WHAT TO PRODUCE> Without the images, write out all of the following entries exactly.

(Stored items)
------------------------------------------------------------

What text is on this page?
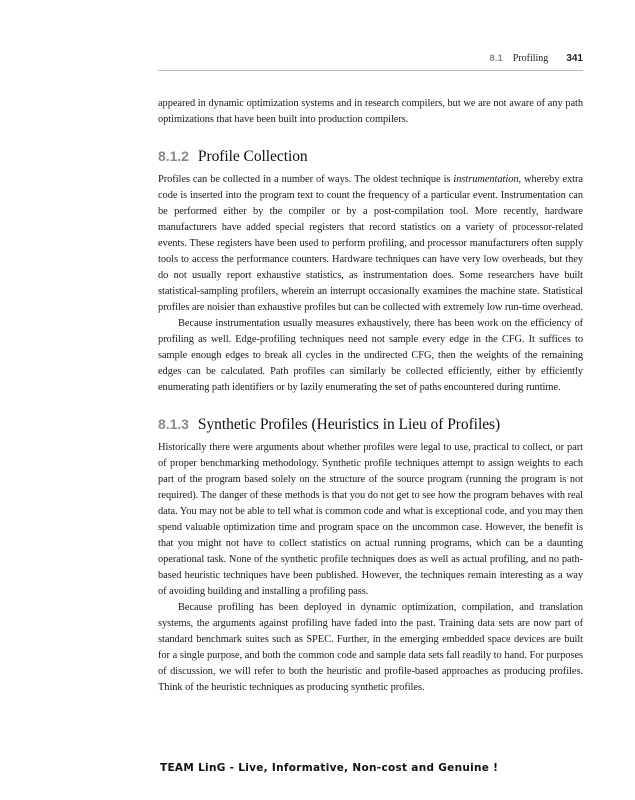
8.1 Profiling 341

appeared in dynamic optimization systems and in research compilers, but we are not aware of any path optimizations that have been built into production compilers.

8.1.2 Profile Collection

Profiles can be collected in a number of ways. The oldest technique is instrumentation, whereby extra code is inserted into the program text to count the frequency of a particular event. Instrumentation can be performed either by the compiler or by a post-compilation tool. More recently, hardware manufacturers have added special registers that record statistics on a variety of processor-related events. These registers have been used to perform profiling, and processor manufacturers often supply tools to access the performance counters. Hardware techniques can have very low overheads, but they do not usually report exhaustive statistics, as instrumentation does. Some researchers have built statistical-sampling profilers, wherein an interrupt occasionally examines the machine state. Statistical profiles are noisier than exhaustive profiles but can be collected with extremely low run-time overhead.

Because instrumentation usually measures exhaustively, there has been work on the efficiency of profiling as well. Edge-profiling techniques need not sample every edge in the CFG. It suffices to sample enough edges to break all cycles in the undirected CFG, then the weights of the remaining edges can be calculated. Path profiles can similarly be collected efficiently, either by efficiently enumerating path identifiers or by lazily enumerating the set of paths encountered during runtime.

8.1.3 Synthetic Profiles (Heuristics in Lieu of Profiles)

Historically there were arguments about whether profiles were legal to use, practical to collect, or part of proper benchmarking methodology. Synthetic profile techniques attempt to assign weights to each part of the program based solely on the structure of the source program (running the program is not required). The danger of these methods is that you do not get to see how the program behaves with real data. You may not be able to tell what is common code and what is exceptional code, and you may then spend valuable optimization time and program space on the uncommon case. However, the benefit is that you might not have to collect statistics on actual running programs, which can be a daunting operational task. None of the synthetic profile techniques does as well as actual profiling, and no path-based heuristic techniques have been published. However, the techniques remain interesting as a way of avoiding building and installing a profiling pass.

Because profiling has been deployed in dynamic optimization, compilation, and translation systems, the arguments against profiling have faded into the past. Training data sets are now part of standard benchmark suites such as SPEC. Further, in the emerging embedded space devices are built for a single purpose, and both the common code and sample data sets fall readily to hand. For purposes of discussion, we will refer to both the heuristic and profile-based approaches as producing profiles. Think of the heuristic techniques as producing synthetic profiles.

TEAM LinG - Live, Informative, Non-cost and Genuine !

------------------------------------------------------------

REPLY>
What text is on this page?
8.1 Profiling 341

appeared in dynamic optimization systems and in research compilers, but we are not aware of any path optimizations that have been built into production compilers.

8.1.2 Profile Collection

Profiles can be collected in a number of ways. The oldest technique is instrumentation, whereby extra code is inserted into the program text to count the frequency of a particular event. Instrumentation can be performed either by the compiler or by a post-compilation tool. More recently, hardware manufacturers have added special registers that record statistics on a variety of processor-related events. These registers have been used to perform profiling, and processor manufacturers often supply tools to access the performance counters. Hardware techniques can have very low overheads, but they do not usually report exhaustive statistics, as instrumentation does. Some researchers have built statistical-sampling profilers, wherein an interrupt occasionally examines the machine state. Statistical profiles are noisier than exhaustive profiles but can be collected with extremely low run-time overhead.

Because instrumentation usually measures exhaustively, there has been work on the efficiency of profiling as well. Edge-profiling techniques need not sample every edge in the CFG. It suffices to sample enough edges to break all cycles in the undirected CFG, then the weights of the remaining edges can be calculated. Path profiles can similarly be collected efficiently, either by efficiently enumerating path identifiers or by lazily enumerating the set of paths encountered during runtime.

8.1.3 Synthetic Profiles (Heuristics in Lieu of Profiles)

Historically there were arguments about whether profiles were legal to use, practical to collect, or part of proper benchmarking methodology. Synthetic profile techniques attempt to assign weights to each part of the program based solely on the structure of the source program (running the program is not required). The danger of these methods is that you do not get to see how the program behaves with real data. You may not be able to tell what is common code and what is exceptional code, and you may then spend valuable optimization time and program space on the uncommon case. However, the benefit is that you might not have to collect statistics on actual running programs, which can be a daunting operational task. None of the synthetic profile techniques does as well as actual profiling, and no path-based heuristic techniques have been published. However, the techniques remain interesting as a way of avoiding building and installing a profiling pass.

Because profiling has been deployed in dynamic optimization, compilation, and translation systems, the arguments against profiling have faded into the past. Training data sets are now part of standard benchmark suites such as SPEC. Further, in the emerging embedded space devices are built for a single purpose, and both the common code and sample data sets fall readily to hand. For purposes of discussion, we will refer to both the heuristic and profile-based approaches as producing profiles. Think of the heuristic techniques as producing synthetic profiles.

TEAM LinG - Live, Informative, Non-cost and Genuine !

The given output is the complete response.